Lift out each line of the data that holds "приложение".

-*-*-

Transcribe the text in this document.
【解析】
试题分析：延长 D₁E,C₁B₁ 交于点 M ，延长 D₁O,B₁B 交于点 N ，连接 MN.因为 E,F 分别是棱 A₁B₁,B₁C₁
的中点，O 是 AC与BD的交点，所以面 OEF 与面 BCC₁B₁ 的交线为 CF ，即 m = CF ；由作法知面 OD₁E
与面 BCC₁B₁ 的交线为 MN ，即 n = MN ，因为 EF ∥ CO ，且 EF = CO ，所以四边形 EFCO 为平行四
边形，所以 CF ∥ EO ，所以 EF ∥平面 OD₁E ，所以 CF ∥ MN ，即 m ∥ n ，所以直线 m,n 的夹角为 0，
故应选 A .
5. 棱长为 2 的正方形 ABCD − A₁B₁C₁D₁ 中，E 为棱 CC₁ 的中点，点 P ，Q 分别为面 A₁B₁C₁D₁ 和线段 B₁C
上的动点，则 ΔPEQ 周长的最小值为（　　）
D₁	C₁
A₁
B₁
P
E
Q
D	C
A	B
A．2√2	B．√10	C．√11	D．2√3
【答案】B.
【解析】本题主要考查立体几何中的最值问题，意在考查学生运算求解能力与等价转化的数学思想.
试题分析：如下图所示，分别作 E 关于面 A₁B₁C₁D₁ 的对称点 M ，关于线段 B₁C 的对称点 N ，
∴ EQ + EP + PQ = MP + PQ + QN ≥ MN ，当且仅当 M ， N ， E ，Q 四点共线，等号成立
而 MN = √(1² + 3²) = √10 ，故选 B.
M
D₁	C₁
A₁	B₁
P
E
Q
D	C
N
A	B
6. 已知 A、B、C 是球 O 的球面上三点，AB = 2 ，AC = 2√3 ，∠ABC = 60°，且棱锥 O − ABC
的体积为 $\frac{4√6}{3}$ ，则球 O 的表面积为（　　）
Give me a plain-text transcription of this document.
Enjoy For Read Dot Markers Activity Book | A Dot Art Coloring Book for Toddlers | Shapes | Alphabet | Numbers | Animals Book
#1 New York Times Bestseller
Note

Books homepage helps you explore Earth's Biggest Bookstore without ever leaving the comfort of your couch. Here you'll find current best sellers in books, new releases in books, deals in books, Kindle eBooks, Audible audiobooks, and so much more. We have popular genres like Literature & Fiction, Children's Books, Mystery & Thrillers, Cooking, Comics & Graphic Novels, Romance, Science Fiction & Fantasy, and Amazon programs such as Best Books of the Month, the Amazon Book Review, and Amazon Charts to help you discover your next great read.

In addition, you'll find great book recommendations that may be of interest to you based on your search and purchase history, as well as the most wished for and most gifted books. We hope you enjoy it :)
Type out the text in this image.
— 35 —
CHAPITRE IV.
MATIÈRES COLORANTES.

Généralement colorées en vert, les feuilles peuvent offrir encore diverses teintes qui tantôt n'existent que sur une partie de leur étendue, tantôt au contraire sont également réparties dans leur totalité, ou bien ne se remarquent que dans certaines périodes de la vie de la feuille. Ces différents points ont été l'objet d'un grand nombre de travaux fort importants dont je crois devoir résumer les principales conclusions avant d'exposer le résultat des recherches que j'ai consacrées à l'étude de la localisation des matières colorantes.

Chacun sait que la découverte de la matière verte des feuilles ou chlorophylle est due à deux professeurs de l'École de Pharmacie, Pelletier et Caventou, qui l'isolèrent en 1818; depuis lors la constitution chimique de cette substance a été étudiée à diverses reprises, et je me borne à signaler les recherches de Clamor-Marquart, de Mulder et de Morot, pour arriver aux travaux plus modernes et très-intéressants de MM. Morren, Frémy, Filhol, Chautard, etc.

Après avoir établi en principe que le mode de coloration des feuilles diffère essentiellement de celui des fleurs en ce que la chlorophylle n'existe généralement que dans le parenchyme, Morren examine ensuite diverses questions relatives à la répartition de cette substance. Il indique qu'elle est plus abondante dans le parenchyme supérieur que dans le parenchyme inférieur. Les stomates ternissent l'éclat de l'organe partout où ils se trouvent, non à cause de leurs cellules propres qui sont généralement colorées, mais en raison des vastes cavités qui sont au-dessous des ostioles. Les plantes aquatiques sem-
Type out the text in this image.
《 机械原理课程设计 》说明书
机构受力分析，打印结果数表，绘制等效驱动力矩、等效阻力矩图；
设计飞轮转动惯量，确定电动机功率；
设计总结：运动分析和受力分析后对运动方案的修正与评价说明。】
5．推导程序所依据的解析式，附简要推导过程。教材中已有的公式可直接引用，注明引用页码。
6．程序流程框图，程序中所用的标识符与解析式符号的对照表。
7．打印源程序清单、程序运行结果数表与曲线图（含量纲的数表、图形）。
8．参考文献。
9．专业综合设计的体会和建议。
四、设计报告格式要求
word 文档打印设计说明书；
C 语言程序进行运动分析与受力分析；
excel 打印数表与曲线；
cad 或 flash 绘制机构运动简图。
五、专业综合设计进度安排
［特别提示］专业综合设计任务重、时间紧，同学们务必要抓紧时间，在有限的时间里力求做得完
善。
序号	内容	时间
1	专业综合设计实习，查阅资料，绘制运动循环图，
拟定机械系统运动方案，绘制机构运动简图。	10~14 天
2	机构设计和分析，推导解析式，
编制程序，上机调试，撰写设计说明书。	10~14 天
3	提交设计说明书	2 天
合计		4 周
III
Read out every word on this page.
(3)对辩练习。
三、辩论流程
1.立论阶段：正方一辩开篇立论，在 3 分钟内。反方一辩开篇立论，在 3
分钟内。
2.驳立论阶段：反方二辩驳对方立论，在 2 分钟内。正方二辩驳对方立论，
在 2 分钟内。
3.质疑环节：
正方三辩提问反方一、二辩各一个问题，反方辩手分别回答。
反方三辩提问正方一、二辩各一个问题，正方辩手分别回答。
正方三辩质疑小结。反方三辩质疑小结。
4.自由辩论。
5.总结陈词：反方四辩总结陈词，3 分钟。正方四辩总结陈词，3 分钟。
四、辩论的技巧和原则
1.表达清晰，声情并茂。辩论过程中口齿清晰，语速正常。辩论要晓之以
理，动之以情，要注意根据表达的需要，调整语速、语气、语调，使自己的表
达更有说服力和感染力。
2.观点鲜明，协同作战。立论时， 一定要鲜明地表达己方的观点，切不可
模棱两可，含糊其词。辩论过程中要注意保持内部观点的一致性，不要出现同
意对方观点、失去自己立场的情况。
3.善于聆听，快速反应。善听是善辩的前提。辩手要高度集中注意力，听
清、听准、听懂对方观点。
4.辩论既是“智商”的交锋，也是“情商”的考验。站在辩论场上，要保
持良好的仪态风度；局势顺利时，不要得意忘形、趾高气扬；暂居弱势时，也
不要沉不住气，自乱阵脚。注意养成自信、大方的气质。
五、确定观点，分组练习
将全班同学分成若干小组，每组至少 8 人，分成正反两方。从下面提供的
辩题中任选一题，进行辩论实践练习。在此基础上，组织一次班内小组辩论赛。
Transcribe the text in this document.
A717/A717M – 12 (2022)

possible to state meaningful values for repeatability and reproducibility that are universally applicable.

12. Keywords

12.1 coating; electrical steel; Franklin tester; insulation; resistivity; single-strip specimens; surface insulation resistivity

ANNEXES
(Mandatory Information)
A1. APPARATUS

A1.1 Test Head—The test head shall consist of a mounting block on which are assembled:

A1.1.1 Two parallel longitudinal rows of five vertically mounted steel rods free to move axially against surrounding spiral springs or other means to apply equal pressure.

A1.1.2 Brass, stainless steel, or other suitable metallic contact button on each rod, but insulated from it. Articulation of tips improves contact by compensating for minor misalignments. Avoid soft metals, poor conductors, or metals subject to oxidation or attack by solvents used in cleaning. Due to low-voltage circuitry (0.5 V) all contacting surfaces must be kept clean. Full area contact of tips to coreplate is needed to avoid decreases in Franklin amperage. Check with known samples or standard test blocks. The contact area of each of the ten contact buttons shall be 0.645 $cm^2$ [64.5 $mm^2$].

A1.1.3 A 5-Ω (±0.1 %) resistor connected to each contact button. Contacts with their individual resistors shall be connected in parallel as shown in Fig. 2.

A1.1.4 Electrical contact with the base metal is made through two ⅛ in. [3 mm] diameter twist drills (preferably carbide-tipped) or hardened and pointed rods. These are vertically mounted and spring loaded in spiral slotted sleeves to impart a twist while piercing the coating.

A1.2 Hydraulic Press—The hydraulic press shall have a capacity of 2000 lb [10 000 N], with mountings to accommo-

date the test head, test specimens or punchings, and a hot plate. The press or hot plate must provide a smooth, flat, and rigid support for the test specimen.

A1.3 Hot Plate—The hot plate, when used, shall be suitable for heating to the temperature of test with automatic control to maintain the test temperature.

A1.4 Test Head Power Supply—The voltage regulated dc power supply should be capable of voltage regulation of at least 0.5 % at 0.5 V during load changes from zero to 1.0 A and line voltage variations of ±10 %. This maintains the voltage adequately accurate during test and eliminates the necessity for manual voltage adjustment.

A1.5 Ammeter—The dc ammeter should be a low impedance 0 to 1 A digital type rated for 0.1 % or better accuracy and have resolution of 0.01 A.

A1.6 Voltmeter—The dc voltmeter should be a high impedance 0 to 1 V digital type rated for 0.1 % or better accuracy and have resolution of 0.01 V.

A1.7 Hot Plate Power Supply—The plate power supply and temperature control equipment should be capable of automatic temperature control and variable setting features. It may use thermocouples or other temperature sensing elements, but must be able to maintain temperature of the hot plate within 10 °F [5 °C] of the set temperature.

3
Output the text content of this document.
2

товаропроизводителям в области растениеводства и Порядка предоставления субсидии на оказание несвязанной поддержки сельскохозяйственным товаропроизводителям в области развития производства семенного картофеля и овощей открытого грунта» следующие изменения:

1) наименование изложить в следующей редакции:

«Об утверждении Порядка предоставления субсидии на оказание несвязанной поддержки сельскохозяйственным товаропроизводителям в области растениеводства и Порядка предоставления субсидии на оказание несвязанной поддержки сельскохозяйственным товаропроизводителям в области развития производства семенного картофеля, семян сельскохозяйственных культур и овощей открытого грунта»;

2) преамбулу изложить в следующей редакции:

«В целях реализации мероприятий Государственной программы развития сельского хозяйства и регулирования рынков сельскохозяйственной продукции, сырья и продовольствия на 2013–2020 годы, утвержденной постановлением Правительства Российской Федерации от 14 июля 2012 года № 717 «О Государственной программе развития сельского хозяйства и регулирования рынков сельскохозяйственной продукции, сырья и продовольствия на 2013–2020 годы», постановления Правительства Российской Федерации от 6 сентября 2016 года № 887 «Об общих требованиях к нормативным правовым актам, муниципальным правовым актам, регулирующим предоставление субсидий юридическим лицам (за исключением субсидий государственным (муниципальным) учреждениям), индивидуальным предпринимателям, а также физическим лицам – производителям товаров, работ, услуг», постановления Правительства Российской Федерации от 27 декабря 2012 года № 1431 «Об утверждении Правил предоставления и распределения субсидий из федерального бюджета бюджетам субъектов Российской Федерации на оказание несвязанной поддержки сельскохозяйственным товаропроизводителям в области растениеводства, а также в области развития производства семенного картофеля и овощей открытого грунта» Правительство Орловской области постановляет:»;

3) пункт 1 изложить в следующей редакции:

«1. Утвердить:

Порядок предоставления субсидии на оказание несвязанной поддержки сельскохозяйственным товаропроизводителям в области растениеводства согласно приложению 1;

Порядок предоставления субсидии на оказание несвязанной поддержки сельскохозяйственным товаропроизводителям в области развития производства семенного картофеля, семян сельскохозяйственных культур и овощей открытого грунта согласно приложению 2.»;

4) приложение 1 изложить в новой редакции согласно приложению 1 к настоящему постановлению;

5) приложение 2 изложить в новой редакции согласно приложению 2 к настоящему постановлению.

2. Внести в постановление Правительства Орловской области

-*-*-

▶ _RESULT BELOW_:
4) приложение 1 изложить в новой редакции согласно приложению 1 к настоящему постановлению;
5) приложение 2 изложить в новой редакции согласно приложению 2 к настоящему постановлению.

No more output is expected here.